* [To be done] In the material below, count the lines with the word "fogyasztókkal" and state that number only.
::::::::
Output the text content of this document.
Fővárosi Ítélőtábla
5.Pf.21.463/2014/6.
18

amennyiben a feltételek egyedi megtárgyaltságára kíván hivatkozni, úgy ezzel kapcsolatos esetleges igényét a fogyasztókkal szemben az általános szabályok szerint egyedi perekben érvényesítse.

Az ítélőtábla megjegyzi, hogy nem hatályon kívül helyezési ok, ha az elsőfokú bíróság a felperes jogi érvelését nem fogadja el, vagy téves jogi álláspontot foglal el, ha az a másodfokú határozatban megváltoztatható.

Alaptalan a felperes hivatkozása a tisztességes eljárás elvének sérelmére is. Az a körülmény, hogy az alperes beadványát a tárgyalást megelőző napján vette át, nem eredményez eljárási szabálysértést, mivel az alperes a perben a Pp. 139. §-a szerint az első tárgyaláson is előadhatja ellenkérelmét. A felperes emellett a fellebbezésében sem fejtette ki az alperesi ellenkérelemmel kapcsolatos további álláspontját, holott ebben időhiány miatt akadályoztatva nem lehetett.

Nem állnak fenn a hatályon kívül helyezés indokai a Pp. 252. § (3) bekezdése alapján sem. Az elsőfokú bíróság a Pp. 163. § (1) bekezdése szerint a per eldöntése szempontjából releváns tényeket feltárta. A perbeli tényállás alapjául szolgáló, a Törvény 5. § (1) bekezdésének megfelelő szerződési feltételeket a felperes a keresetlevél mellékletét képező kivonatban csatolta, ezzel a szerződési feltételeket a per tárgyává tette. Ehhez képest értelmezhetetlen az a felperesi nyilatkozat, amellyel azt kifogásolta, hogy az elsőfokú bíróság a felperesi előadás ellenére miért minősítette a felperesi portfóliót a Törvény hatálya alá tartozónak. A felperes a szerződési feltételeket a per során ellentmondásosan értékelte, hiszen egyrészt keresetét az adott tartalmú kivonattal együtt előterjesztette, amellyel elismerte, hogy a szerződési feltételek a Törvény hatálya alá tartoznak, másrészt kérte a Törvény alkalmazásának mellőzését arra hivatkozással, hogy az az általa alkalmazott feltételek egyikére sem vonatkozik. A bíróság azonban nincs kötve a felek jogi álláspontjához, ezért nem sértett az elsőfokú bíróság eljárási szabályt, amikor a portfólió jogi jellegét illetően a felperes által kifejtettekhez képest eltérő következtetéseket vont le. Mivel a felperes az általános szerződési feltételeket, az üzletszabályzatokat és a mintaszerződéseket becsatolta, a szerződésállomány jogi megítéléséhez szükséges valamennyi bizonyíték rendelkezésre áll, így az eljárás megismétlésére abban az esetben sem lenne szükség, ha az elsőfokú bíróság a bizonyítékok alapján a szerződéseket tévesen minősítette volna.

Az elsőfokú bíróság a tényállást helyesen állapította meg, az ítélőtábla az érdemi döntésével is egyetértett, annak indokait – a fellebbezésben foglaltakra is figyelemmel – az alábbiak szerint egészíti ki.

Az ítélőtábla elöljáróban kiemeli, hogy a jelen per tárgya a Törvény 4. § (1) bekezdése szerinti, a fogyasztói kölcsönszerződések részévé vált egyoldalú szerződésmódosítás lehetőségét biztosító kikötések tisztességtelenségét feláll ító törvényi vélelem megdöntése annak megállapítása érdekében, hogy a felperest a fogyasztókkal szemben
::::::::
* [Written solution] 2